Data items:
§

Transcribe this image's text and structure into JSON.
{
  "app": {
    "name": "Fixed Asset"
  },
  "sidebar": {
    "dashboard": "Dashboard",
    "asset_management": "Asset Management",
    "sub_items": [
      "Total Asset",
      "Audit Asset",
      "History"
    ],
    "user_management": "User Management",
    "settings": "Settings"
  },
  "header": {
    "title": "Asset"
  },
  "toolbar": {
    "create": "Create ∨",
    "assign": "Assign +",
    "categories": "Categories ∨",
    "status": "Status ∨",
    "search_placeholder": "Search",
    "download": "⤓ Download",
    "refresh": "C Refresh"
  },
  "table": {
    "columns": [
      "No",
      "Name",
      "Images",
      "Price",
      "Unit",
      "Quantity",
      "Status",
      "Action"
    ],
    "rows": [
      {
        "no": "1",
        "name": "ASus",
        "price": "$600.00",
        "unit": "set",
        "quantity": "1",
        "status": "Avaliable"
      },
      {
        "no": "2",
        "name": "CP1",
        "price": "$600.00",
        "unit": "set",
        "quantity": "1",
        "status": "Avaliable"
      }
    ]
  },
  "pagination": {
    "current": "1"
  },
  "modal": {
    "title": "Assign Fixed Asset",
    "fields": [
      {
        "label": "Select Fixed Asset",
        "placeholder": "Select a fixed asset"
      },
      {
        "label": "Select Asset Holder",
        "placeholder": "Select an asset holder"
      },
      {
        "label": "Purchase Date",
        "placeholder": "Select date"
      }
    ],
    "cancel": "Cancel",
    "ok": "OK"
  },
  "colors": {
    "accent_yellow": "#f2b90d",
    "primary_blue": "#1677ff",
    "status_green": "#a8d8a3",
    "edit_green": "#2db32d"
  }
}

§

OBJECTIVE:
Give all the records again. Match them exactly.

WORKED SOLUTION:
Transcribe this image's text and structure into JSON.
{
  "app": {
    "name": "Fixed Asset"
  },
  "sidebar": {
    "dashboard": "Dashboard",
    "asset_management": "Asset Management",
    "sub_items": [
      "Total Asset",
      "Audit Asset",
      "History"
    ],
    "user_management": "User Management",
    "settings": "Settings"
  },
  "header": {
    "title": "Asset"
  },
  "toolbar": {
    "create": "Create ∨",
    "assign": "Assign +",
    "categories": "Categories ∨",
    "status": "Status ∨",
    "search_placeholder": "Search",
    "download": "⤓ Download",
    "refresh": "C Refresh"
  },
  "table": {
    "columns": [
      "No",
      "Name",
      "Images",
      "Price",
      "Unit",
      "Quantity",
      "Status",
      "Action"
    ],
    "rows": [
      {
        "no": "1",
        "name": "ASus",
        "price": "$600.00",
        "unit": "set",
        "quantity": "1",
        "status": "Avaliable"
      },
      {
        "no": "2",
        "name": "CP1",
        "price": "$600.00",
        "unit": "set",
        "quantity": "1",
        "status": "Avaliable"
      }
    ]
  },
  "pagination": {
    "current": "1"
  },
  "modal": {
    "title": "Assign Fixed Asset",
    "fields": [
      {
        "label": "Select Fixed Asset",
        "placeholder": "Select a fixed asset"
      },
      {
        "label": "Select Asset Holder",
        "placeholder": "Select an asset holder"
      },
      {
        "label": "Purchase Date",
        "placeholder": "Select date"
      }
    ],
    "cancel": "Cancel",
    "ok": "OK"
  },
  "colors": {
    "accent_yellow": "#f2b90d",
    "primary_blue": "#1677ff",
    "status_green": "#a8d8a3",
    "edit_green": "#2db32d"
  }
}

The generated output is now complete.